[WHAT IS BEING ASKED]:
Could you write out the records below exactly as they appear, leaving out any pictures?

**********

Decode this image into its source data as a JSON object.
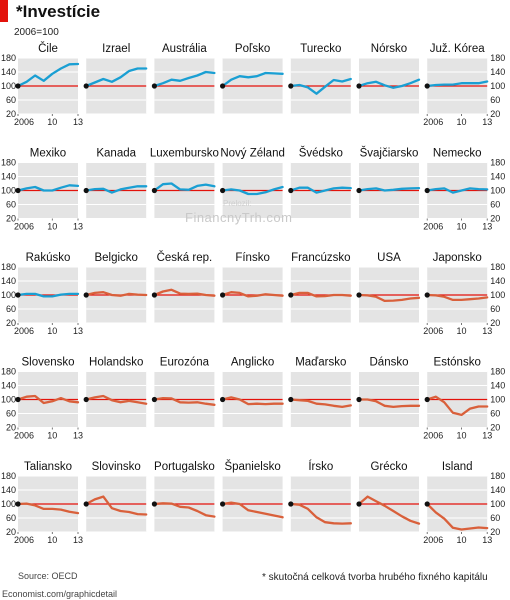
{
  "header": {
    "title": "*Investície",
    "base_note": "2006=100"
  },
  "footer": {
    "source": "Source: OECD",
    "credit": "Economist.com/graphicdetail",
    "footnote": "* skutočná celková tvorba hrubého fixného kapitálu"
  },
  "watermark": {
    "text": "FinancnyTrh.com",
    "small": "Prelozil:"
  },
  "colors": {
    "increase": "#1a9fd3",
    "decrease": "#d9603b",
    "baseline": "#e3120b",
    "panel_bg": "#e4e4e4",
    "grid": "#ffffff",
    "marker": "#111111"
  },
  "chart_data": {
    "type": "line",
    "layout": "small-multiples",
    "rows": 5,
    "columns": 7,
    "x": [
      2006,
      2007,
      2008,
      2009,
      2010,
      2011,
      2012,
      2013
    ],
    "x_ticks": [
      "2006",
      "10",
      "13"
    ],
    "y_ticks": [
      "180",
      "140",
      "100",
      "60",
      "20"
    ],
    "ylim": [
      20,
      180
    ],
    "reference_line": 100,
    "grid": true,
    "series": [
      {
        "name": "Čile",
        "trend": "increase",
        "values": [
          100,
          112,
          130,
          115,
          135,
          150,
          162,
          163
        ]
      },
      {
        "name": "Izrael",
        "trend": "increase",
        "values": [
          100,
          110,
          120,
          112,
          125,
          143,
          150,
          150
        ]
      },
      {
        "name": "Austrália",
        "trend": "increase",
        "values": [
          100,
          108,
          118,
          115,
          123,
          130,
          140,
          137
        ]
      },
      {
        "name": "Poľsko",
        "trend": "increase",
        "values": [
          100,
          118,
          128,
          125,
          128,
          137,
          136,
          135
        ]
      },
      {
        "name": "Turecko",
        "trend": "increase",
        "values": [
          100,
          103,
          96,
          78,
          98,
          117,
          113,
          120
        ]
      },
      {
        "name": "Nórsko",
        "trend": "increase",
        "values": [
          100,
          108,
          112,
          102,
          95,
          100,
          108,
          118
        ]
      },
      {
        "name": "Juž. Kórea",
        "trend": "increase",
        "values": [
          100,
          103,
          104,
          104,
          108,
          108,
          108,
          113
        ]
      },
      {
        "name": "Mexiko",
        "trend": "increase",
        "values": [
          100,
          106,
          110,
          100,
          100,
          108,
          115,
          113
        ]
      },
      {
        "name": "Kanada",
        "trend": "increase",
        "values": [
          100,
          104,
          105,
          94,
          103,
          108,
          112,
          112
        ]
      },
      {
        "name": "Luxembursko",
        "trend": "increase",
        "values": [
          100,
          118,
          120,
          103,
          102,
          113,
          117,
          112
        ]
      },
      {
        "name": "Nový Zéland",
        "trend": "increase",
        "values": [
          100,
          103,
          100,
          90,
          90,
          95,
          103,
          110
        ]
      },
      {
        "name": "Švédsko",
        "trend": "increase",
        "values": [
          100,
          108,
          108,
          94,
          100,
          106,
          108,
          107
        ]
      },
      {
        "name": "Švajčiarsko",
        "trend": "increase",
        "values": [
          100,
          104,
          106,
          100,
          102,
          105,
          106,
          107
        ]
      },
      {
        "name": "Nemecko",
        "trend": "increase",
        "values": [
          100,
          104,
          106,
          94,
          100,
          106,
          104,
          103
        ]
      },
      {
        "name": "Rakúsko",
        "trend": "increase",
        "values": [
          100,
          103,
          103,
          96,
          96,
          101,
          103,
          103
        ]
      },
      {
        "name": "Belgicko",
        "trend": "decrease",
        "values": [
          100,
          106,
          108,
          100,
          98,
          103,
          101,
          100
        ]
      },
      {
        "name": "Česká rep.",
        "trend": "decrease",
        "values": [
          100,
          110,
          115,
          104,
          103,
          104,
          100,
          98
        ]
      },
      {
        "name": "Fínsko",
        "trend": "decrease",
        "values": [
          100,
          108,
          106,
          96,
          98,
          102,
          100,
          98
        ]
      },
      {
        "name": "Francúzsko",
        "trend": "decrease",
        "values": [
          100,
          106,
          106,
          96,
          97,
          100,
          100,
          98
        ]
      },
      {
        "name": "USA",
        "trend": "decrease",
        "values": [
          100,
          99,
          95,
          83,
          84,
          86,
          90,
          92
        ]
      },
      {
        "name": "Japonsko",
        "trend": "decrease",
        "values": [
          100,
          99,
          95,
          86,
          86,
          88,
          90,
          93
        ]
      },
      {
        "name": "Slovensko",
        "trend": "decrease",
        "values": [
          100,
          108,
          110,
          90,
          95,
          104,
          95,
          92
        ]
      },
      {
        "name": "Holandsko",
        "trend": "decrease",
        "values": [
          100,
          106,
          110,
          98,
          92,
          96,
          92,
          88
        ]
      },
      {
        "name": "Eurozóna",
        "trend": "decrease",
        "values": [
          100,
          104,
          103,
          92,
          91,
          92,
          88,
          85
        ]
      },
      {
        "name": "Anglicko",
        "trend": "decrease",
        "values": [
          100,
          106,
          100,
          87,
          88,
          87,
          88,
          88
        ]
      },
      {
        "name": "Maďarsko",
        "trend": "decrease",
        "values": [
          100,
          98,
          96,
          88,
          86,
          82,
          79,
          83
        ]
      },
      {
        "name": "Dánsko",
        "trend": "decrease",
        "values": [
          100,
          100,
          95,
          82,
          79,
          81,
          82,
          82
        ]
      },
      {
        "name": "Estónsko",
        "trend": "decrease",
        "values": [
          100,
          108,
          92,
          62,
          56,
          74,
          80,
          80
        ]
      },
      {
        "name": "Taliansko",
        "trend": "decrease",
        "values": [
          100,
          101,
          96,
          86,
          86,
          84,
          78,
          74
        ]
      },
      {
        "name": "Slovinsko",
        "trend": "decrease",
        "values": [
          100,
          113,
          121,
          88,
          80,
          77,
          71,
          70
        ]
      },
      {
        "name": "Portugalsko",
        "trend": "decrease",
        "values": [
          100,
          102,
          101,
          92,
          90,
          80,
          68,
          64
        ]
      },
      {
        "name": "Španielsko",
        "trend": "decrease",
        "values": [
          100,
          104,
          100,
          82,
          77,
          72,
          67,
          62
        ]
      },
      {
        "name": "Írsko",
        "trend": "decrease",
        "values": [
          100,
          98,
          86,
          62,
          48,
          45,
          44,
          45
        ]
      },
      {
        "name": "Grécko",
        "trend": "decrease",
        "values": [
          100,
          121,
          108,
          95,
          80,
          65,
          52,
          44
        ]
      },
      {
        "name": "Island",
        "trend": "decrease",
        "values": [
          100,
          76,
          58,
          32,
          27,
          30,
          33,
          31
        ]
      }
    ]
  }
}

**********

[EXERCISE RESPONSE]:
Decode this image into its source data as a JSON object.
{
  "header": {
    "title": "*Investície",
    "base_note": "2006=100"
  },
  "footer": {
    "source": "Source: OECD",
    "credit": "Economist.com/graphicdetail",
    "footnote": "* skutočná celková tvorba hrubého fixného kapitálu"
  },
  "watermark": {
    "text": "FinancnyTrh.com",
    "small": "Prelozil:"
  },
  "colors": {
    "increase": "#1a9fd3",
    "decrease": "#d9603b",
    "baseline": "#e3120b",
    "panel_bg": "#e4e4e4",
    "grid": "#ffffff",
    "marker": "#111111"
  },
  "chart_data": {
    "type": "line",
    "layout": "small-multiples",
    "rows": 5,
    "columns": 7,
    "x": [
      2006,
      2007,
      2008,
      2009,
      2010,
      2011,
      2012,
      2013
    ],
    "x_ticks": [
      "2006",
      "10",
      "13"
    ],
    "y_ticks": [
      "180",
      "140",
      "100",
      "60",
      "20"
    ],
    "ylim": [
      20,
      180
    ],
    "reference_line": 100,
    "grid": true,
    "series": [
      {
        "name": "Čile",
        "trend": "increase",
        "values": [
          100,
          112,
          130,
          115,
          135,
          150,
          162,
          163
        ]
      },
      {
        "name": "Izrael",
        "trend": "increase",
        "values": [
          100,
          110,
          120,
          112,
          125,
          143,
          150,
          150
        ]
      },
      {
        "name": "Austrália",
        "trend": "increase",
        "values": [
          100,
          108,
          118,
          115,
          123,
          130,
          140,
          137
        ]
      },
      {
        "name": "Poľsko",
        "trend": "increase",
        "values": [
          100,
          118,
          128,
          125,
          128,
          137,
          136,
          135
        ]
      },
      {
        "name": "Turecko",
        "trend": "increase",
        "values": [
          100,
          103,
          96,
          78,
          98,
          117,
          113,
          120
        ]
      },
      {
        "name": "Nórsko",
        "trend": "increase",
        "values": [
          100,
          108,
          112,
          102,
          95,
          100,
          108,
          118
        ]
      },
      {
        "name": "Juž. Kórea",
        "trend": "increase",
        "values": [
          100,
          103,
          104,
          104,
          108,
          108,
          108,
          113
        ]
      },
      {
        "name": "Mexiko",
        "trend": "increase",
        "values": [
          100,
          106,
          110,
          100,
          100,
          108,
          115,
          113
        ]
      },
      {
        "name": "Kanada",
        "trend": "increase",
        "values": [
          100,
          104,
          105,
          94,
          103,
          108,
          112,
          112
        ]
      },
      {
        "name": "Luxembursko",
        "trend": "increase",
        "values": [
          100,
          118,
          120,
          103,
          102,
          113,
          117,
          112
        ]
      },
      {
        "name": "Nový Zéland",
        "trend": "increase",
        "values": [
          100,
          103,
          100,
          90,
          90,
          95,
          103,
          110
        ]
      },
      {
        "name": "Švédsko",
        "trend": "increase",
        "values": [
          100,
          108,
          108,
          94,
          100,
          106,
          108,
          107
        ]
      },
      {
        "name": "Švajčiarsko",
        "trend": "increase",
        "values": [
          100,
          104,
          106,
          100,
          102,
          105,
          106,
          107
        ]
      },
      {
        "name": "Nemecko",
        "trend": "increase",
        "values": [
          100,
          104,
          106,
          94,
          100,
          106,
          104,
          103
        ]
      },
      {
        "name": "Rakúsko",
        "trend": "increase",
        "values": [
          100,
          103,
          103,
          96,
          96,
          101,
          103,
          103
        ]
      },
      {
        "name": "Belgicko",
        "trend": "decrease",
        "values": [
          100,
          106,
          108,
          100,
          98,
          103,
          101,
          100
        ]
      },
      {
        "name": "Česká rep.",
        "trend": "decrease",
        "values": [
          100,
          110,
          115,
          104,
          103,
          104,
          100,
          98
        ]
      },
      {
        "name": "Fínsko",
        "trend": "decrease",
        "values": [
          100,
          108,
          106,
          96,
          98,
          102,
          100,
          98
        ]
      },
      {
        "name": "Francúzsko",
        "trend": "decrease",
        "values": [
          100,
          106,
          106,
          96,
          97,
          100,
          100,
          98
        ]
      },
      {
        "name": "USA",
        "trend": "decrease",
        "values": [
          100,
          99,
          95,
          83,
          84,
          86,
          90,
          92
        ]
      },
      {
        "name": "Japonsko",
        "trend": "decrease",
        "values": [
          100,
          99,
          95,
          86,
          86,
          88,
          90,
          93
        ]
      },
      {
        "name": "Slovensko",
        "trend": "decrease",
        "values": [
          100,
          108,
          110,
          90,
          95,
          104,
          95,
          92
        ]
      },
      {
        "name": "Holandsko",
        "trend": "decrease",
        "values": [
          100,
          106,
          110,
          98,
          92,
          96,
          92,
          88
        ]
      },
      {
        "name": "Eurozóna",
        "trend": "decrease",
        "values": [
          100,
          104,
          103,
          92,
          91,
          92,
          88,
          85
        ]
      },
      {
        "name": "Anglicko",
        "trend": "decrease",
        "values": [
          100,
          106,
          100,
          87,
          88,
          87,
          88,
          88
        ]
      },
      {
        "name": "Maďarsko",
        "trend": "decrease",
        "values": [
          100,
          98,
          96,
          88,
          86,
          82,
          79,
          83
        ]
      },
      {
        "name": "Dánsko",
        "trend": "decrease",
        "values": [
          100,
          100,
          95,
          82,
          79,
          81,
          82,
          82
        ]
      },
      {
        "name": "Estónsko",
        "trend": "decrease",
        "values": [
          100,
          108,
          92,
          62,
          56,
          74,
          80,
          80
        ]
      },
      {
        "name": "Taliansko",
        "trend": "decrease",
        "values": [
          100,
          101,
          96,
          86,
          86,
          84,
          78,
          74
        ]
      },
      {
        "name": "Slovinsko",
        "trend": "decrease",
        "values": [
          100,
          113,
          121,
          88,
          80,
          77,
          71,
          70
        ]
      },
      {
        "name": "Portugalsko",
        "trend": "decrease",
        "values": [
          100,
          102,
          101,
          92,
          90,
          80,
          68,
          64
        ]
      },
      {
        "name": "Španielsko",
        "trend": "decrease",
        "values": [
          100,
          104,
          100,
          82,
          77,
          72,
          67,
          62
        ]
      },
      {
        "name": "Írsko",
        "trend": "decrease",
        "values": [
          100,
          98,
          86,
          62,
          48,
          45,
          44,
          45
        ]
      },
      {
        "name": "Grécko",
        "trend": "decrease",
        "values": [
          100,
          121,
          108,
          95,
          80,
          65,
          52,
          44
        ]
      },
      {
        "name": "Island",
        "trend": "decrease",
        "values": [
          100,
          76,
          58,
          32,
          27,
          30,
          33,
          31
        ]
      }
    ]
  }
}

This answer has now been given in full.